Data items
··········
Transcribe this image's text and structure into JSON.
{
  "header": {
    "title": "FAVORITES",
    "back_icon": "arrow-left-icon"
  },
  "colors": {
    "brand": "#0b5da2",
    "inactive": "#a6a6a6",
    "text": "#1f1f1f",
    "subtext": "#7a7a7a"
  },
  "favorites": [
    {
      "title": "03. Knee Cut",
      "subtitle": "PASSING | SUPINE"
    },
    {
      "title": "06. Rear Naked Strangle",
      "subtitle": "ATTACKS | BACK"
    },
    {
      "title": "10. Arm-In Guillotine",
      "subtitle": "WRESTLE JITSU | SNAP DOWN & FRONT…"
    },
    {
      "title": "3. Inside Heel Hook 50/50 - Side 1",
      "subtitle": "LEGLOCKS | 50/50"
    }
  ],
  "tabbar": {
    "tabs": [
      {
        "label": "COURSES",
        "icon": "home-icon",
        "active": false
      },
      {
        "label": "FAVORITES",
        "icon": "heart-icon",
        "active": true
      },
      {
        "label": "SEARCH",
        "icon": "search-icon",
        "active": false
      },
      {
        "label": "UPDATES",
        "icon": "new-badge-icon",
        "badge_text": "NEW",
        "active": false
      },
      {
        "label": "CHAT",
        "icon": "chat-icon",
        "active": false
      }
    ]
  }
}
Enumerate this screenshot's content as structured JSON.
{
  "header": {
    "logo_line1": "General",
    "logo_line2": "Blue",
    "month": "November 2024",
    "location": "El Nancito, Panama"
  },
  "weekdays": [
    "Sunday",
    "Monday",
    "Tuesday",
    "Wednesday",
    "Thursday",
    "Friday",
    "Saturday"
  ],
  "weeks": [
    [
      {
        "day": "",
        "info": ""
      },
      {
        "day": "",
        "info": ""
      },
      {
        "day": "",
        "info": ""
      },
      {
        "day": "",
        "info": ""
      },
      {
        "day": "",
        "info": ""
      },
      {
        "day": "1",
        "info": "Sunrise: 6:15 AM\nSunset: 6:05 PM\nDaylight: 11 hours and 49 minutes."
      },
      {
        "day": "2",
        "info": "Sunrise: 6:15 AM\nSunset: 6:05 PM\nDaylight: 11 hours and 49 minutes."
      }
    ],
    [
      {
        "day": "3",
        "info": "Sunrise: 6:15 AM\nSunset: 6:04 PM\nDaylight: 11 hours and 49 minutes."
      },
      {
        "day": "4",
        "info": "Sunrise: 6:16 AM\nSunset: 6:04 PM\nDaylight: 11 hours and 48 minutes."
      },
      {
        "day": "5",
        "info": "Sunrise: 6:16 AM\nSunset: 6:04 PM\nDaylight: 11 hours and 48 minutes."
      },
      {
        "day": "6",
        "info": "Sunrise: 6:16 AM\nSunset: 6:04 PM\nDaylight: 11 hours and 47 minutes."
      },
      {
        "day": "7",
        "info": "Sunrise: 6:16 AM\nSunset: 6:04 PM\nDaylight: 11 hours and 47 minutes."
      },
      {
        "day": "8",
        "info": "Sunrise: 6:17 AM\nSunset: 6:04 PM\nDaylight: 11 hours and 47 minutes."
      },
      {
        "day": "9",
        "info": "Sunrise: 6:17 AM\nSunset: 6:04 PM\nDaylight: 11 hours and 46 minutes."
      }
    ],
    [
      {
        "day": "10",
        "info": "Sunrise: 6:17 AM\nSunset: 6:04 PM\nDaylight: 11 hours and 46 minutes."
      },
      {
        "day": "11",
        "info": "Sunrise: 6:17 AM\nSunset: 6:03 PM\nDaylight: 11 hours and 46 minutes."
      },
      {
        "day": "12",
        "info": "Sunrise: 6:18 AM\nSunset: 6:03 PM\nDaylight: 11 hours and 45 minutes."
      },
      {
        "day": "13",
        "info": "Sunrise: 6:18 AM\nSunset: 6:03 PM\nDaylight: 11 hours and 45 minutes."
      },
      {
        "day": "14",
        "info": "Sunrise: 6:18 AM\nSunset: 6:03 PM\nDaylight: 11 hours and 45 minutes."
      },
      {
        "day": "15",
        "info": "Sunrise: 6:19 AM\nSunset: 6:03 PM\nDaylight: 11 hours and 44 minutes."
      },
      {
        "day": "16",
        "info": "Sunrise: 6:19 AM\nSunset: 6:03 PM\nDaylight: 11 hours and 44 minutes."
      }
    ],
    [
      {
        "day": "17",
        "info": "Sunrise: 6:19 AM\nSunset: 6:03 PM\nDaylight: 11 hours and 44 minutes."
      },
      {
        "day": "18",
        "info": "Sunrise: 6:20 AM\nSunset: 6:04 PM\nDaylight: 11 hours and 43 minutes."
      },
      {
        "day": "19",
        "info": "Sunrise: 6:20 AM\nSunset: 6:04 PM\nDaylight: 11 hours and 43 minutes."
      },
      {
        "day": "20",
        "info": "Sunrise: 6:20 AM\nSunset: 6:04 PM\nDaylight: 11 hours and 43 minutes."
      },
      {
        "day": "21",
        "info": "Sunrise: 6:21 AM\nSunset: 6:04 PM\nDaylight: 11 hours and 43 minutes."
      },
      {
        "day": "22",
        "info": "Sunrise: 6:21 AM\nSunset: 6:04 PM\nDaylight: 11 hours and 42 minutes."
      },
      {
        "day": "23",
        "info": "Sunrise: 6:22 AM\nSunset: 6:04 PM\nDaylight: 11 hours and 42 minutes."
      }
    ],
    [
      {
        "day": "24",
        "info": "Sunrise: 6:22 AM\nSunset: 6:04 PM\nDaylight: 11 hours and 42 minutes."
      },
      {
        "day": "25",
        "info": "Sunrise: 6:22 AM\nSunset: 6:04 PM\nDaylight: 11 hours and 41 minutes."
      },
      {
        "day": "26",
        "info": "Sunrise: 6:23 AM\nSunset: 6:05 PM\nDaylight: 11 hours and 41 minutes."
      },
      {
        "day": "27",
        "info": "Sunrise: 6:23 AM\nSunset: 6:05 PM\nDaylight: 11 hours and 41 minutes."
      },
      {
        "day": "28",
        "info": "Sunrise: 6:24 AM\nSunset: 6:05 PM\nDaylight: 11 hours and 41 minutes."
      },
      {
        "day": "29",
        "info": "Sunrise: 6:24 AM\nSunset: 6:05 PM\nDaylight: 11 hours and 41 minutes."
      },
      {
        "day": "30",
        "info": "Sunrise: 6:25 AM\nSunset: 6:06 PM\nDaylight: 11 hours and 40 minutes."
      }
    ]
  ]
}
··········
### What you are asked to do
Report how many lines include the word "JSON". Give nothing but the number.

### Response to this task
2